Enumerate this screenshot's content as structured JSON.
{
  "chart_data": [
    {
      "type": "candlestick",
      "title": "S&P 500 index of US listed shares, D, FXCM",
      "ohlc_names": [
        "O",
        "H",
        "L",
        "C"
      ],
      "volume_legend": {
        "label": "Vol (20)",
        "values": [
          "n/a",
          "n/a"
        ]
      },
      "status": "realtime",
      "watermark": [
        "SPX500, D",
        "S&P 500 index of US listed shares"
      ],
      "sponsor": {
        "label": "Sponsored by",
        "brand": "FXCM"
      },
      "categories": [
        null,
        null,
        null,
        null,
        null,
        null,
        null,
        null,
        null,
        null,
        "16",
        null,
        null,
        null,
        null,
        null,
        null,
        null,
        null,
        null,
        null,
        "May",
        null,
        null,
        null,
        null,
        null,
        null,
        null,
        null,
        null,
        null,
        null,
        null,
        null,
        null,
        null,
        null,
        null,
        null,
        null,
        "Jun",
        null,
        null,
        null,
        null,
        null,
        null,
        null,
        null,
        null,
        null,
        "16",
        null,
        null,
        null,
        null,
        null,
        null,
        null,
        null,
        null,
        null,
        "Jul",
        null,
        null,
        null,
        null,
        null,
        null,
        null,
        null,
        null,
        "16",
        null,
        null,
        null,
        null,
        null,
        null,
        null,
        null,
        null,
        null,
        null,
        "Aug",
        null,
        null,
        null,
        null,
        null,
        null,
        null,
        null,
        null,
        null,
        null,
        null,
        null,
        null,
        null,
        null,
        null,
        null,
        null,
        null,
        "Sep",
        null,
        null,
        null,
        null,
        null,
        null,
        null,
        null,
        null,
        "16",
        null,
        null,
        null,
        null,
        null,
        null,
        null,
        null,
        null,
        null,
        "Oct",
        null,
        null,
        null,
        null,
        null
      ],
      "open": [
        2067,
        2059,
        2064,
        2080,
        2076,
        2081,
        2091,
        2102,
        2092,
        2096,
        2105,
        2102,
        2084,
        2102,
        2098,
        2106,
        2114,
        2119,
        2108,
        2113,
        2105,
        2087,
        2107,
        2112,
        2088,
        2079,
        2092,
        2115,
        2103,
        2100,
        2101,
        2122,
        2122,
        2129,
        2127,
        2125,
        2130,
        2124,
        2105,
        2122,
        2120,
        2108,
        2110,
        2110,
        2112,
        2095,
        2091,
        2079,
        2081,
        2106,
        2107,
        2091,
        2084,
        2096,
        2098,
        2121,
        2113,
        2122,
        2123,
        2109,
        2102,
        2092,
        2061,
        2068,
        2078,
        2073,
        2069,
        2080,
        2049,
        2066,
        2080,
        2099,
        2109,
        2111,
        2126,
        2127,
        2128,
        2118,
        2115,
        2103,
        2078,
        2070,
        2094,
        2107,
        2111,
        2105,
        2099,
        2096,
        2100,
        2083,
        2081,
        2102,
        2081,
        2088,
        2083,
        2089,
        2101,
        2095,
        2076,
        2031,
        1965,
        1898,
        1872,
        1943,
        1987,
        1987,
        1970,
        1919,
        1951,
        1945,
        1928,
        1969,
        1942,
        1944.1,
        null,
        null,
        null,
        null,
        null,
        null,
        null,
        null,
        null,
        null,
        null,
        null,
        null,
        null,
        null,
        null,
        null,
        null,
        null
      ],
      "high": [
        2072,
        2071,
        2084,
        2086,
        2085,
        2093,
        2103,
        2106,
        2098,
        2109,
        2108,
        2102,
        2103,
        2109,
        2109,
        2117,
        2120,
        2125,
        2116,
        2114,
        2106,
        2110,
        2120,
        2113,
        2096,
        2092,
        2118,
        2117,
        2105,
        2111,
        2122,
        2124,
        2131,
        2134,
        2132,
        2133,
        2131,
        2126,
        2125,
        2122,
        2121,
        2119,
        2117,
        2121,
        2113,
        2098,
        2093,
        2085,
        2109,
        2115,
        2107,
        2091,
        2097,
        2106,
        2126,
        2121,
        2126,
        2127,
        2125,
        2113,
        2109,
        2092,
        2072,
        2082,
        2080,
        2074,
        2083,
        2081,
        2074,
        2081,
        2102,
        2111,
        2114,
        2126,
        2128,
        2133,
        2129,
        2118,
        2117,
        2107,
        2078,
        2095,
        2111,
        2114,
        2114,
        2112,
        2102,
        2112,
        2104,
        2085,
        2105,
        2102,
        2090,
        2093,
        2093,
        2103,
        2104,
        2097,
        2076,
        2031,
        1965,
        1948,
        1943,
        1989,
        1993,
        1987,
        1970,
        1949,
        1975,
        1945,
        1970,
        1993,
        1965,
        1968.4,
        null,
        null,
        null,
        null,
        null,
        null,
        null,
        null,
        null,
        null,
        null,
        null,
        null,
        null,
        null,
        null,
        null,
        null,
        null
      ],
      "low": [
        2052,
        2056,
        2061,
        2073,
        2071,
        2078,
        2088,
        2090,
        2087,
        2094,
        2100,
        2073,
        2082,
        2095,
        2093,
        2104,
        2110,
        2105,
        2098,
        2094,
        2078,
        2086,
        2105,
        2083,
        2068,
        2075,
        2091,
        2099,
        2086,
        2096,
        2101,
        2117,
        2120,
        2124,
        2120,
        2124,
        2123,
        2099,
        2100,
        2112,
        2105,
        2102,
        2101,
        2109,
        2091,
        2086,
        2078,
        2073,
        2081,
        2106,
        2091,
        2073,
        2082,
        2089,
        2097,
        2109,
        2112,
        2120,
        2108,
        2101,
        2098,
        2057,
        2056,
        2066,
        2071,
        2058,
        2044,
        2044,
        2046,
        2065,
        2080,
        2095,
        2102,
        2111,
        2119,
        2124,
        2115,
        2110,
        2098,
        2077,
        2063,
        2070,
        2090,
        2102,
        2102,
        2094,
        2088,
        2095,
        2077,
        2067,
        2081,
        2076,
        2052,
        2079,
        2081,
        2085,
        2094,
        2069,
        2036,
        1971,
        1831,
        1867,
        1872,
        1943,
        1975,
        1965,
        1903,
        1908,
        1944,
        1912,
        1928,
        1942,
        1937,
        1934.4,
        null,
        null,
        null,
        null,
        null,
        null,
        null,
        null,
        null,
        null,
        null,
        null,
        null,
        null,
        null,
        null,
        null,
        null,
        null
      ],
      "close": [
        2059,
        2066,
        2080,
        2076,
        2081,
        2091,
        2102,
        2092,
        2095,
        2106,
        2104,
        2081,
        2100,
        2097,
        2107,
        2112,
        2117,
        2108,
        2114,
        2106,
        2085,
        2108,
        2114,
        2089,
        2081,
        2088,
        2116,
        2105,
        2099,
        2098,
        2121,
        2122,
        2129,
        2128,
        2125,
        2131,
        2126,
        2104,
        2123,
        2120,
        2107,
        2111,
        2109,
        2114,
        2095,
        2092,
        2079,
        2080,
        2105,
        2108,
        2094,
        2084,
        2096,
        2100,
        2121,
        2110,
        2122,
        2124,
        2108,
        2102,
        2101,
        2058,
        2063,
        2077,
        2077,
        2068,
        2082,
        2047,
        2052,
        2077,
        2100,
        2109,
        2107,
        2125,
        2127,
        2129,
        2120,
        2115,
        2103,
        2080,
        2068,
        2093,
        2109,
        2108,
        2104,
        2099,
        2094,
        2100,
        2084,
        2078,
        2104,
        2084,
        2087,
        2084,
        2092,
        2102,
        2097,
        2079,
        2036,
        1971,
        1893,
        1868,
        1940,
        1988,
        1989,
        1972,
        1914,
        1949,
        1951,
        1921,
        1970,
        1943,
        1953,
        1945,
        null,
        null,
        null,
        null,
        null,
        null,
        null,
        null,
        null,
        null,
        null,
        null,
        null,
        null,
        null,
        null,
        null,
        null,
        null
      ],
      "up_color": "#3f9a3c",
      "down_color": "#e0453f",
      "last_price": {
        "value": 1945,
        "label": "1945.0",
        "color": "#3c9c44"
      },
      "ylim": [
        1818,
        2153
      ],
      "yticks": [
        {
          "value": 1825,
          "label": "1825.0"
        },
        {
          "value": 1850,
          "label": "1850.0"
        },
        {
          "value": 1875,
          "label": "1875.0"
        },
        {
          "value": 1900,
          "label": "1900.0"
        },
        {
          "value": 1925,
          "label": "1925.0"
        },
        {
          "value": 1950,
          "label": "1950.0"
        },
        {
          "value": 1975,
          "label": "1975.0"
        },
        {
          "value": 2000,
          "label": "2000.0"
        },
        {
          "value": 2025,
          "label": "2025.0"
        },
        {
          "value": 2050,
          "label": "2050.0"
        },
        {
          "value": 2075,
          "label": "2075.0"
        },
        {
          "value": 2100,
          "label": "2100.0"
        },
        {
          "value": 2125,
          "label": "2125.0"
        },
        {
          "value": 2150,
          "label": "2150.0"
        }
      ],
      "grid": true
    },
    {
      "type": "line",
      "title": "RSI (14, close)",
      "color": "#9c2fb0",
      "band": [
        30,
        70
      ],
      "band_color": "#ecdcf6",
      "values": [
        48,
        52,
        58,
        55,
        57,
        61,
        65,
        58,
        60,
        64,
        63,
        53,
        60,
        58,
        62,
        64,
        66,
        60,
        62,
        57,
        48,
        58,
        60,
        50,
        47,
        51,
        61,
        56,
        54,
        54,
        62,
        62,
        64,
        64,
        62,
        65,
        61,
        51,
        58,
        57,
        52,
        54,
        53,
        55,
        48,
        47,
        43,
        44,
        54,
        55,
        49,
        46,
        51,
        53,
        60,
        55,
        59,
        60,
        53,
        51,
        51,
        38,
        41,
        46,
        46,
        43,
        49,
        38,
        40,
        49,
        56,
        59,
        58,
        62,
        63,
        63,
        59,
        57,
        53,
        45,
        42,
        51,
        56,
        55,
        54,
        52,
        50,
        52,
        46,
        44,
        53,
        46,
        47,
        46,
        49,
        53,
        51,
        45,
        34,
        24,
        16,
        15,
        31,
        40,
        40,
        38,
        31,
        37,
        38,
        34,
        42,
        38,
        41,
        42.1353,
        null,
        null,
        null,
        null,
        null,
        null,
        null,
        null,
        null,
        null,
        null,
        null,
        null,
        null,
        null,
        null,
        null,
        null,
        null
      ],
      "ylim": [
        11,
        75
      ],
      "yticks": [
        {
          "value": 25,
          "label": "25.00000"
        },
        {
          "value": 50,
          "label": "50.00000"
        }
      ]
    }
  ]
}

- Task statement: Which lines hold the word "index"? Copy every one of them.

- Full output:
      "title": "S&P 500 index of US listed shares, D, FXCM",
        "S&P 500 index of US listed shares"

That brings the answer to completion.